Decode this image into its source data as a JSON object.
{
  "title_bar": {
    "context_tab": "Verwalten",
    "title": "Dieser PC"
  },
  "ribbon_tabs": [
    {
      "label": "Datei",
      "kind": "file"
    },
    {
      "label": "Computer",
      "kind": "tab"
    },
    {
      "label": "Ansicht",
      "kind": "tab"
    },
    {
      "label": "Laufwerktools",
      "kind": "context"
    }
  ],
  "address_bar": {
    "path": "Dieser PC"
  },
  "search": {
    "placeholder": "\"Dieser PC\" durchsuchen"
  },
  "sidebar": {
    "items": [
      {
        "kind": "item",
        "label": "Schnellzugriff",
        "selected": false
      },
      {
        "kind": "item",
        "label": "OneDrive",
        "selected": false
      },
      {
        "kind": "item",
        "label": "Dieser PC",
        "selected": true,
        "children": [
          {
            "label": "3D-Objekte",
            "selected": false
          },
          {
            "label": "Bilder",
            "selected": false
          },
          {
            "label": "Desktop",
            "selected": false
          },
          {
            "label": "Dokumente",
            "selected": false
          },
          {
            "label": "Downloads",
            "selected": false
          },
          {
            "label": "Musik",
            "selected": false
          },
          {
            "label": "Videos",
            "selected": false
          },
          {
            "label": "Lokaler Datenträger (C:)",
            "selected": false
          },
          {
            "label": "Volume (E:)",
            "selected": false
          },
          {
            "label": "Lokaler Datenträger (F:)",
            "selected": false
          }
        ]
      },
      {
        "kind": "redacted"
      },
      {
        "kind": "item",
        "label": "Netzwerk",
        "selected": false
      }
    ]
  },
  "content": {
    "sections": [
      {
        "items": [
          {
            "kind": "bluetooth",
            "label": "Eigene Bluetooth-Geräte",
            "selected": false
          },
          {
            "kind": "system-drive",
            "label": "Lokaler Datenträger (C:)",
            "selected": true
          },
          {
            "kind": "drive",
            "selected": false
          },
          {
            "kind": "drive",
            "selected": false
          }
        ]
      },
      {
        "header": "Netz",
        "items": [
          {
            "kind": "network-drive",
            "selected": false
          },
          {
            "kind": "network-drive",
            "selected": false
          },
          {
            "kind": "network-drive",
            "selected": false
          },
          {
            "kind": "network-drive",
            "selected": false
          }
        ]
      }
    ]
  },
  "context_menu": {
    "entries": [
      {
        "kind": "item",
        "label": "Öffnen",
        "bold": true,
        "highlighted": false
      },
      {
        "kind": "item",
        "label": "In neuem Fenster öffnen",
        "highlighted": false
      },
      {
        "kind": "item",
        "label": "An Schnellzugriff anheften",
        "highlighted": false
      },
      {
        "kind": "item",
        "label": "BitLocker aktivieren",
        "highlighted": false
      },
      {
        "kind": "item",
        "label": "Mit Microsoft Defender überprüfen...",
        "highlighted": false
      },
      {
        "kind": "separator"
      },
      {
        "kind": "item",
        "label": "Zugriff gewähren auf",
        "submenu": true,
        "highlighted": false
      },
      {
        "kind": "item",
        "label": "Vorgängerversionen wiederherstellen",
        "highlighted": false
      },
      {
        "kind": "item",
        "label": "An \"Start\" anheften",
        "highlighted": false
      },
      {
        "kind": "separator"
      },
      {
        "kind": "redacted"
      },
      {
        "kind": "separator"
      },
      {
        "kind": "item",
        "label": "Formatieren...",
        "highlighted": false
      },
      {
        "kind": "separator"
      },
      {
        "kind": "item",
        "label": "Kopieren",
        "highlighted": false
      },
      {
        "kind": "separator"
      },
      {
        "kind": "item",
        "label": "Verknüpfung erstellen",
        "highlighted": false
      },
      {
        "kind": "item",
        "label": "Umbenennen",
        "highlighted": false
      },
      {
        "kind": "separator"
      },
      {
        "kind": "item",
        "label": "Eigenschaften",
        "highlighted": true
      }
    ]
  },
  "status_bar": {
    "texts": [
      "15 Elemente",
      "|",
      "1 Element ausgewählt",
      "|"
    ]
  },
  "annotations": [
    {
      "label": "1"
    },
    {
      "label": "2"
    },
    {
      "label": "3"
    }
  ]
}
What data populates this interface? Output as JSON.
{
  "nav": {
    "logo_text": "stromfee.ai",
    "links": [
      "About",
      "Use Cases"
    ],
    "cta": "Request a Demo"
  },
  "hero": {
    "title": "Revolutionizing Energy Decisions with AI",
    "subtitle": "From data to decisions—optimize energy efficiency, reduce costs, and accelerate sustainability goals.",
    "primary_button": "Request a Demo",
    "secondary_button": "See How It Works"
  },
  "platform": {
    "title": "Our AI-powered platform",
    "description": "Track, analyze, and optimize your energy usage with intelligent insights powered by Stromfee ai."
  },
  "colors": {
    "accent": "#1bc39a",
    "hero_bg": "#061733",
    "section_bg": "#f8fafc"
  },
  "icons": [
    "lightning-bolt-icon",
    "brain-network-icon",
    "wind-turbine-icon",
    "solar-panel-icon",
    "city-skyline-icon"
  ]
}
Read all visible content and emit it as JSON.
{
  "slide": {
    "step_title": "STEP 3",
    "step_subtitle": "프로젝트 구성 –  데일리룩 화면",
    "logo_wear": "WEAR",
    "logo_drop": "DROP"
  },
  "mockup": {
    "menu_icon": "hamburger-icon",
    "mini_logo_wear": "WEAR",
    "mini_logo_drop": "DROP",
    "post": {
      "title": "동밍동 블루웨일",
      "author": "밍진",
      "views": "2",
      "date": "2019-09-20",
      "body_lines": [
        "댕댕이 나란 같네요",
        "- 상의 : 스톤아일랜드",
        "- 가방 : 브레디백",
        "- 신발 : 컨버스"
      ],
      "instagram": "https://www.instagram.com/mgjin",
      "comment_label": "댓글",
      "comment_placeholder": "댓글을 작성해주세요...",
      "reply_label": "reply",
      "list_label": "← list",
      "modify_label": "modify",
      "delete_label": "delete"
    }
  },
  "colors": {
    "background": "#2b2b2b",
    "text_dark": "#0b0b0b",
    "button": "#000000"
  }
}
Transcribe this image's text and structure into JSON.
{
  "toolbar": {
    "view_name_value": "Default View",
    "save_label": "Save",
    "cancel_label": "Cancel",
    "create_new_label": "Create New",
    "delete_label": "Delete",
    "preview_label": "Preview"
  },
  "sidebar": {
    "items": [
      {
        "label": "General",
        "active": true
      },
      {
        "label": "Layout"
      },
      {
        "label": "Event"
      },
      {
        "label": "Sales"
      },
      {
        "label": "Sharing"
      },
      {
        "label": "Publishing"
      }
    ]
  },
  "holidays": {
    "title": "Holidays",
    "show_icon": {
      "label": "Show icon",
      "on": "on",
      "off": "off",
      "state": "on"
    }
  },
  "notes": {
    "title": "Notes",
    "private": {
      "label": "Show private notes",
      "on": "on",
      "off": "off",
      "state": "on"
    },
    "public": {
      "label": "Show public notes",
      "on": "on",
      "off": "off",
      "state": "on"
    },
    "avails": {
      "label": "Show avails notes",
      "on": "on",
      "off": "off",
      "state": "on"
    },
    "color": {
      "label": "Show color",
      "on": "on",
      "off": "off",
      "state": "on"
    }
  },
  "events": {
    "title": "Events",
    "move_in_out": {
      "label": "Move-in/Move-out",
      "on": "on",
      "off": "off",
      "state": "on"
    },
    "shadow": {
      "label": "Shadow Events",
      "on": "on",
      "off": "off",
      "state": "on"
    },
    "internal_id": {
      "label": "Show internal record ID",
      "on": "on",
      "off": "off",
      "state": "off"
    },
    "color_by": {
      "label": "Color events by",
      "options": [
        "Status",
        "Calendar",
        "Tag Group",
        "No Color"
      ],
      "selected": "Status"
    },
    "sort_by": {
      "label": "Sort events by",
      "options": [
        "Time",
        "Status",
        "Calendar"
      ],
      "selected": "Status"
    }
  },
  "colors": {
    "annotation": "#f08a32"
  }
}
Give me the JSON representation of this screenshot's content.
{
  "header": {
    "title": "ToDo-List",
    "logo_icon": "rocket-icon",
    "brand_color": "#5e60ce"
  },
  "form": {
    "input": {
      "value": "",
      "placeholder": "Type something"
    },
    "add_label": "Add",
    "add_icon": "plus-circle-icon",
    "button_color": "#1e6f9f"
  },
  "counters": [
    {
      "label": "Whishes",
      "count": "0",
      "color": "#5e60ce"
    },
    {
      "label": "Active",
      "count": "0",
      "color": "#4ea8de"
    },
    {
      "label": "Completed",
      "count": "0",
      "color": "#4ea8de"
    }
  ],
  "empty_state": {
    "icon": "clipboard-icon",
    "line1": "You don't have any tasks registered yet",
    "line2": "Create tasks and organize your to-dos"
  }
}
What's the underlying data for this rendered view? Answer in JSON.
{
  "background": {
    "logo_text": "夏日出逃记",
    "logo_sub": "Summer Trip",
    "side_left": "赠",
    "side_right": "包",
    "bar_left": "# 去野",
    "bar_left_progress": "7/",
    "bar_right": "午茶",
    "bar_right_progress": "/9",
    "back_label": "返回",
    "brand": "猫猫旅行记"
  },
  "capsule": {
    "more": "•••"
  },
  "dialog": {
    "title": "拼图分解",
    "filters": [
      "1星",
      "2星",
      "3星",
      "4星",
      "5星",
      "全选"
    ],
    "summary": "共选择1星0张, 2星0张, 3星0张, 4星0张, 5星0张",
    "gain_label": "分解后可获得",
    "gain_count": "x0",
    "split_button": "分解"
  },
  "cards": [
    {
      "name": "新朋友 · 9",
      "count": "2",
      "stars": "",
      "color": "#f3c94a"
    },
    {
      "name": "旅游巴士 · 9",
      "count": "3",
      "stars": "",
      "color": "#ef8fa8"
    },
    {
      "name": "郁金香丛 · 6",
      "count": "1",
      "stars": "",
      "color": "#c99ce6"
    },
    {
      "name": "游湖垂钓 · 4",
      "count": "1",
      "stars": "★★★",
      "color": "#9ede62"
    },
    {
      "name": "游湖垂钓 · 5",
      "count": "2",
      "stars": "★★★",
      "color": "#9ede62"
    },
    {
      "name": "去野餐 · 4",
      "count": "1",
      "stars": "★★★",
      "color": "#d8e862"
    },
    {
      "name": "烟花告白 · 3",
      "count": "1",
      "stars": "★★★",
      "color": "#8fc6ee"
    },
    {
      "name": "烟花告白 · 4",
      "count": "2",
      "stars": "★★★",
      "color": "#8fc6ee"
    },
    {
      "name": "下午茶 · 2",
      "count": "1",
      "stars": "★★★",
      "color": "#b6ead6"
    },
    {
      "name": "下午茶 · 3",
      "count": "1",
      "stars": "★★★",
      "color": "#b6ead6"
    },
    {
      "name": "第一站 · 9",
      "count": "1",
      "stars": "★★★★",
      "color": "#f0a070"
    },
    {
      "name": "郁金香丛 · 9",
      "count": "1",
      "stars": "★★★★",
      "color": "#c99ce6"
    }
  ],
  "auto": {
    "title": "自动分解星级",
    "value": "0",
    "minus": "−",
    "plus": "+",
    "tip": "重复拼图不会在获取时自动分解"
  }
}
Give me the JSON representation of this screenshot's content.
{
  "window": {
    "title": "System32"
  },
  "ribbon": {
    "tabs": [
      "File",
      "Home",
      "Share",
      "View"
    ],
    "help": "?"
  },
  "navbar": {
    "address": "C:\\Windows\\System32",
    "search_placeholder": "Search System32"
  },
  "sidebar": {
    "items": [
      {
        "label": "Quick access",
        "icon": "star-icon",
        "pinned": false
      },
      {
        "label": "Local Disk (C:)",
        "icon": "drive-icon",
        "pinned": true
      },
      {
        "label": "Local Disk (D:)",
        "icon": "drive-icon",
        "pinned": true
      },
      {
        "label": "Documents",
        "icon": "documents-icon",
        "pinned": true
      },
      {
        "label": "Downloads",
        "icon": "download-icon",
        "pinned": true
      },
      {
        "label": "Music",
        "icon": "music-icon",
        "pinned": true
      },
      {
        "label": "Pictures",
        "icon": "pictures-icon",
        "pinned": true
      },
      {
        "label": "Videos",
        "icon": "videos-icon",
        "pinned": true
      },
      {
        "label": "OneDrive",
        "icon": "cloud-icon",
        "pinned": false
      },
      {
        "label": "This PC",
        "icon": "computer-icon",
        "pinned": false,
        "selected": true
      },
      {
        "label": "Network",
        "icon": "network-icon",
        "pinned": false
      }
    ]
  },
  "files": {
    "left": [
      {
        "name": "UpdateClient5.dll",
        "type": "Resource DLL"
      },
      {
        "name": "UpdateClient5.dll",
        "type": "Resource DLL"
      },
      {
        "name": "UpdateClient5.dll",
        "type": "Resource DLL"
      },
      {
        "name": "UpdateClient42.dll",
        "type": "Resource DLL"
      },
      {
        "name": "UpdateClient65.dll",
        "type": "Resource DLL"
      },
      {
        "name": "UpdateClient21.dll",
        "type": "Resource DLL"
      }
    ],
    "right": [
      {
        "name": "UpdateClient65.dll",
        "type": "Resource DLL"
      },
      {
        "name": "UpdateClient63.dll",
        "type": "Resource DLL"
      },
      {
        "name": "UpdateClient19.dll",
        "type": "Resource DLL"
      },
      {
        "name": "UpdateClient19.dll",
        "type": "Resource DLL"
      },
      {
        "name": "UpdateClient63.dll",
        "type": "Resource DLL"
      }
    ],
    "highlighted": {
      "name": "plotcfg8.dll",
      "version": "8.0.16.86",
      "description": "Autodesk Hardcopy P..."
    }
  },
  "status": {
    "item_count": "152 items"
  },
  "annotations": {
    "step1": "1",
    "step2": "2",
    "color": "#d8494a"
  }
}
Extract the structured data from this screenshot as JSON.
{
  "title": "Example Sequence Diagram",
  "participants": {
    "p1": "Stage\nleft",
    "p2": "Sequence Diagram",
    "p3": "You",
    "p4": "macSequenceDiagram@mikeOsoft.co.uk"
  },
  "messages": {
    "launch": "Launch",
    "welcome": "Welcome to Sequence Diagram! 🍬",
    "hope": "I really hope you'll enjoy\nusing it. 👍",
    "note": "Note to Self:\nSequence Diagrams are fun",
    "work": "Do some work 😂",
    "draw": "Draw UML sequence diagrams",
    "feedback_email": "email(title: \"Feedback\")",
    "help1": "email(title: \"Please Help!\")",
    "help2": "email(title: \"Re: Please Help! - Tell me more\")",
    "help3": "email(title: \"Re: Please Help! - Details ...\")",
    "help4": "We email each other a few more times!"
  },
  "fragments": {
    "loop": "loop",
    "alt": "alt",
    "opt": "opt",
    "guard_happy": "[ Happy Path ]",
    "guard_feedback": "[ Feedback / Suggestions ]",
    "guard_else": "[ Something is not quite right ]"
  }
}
***
__Goal__
Look through the material above and pick out each line holding the word "description".

__Task response__
    "description": "Track, analyze, and optimize your energy usage with intelligent insights powered by Stromfee ai."
      "description": "Autodesk Hardcopy P..."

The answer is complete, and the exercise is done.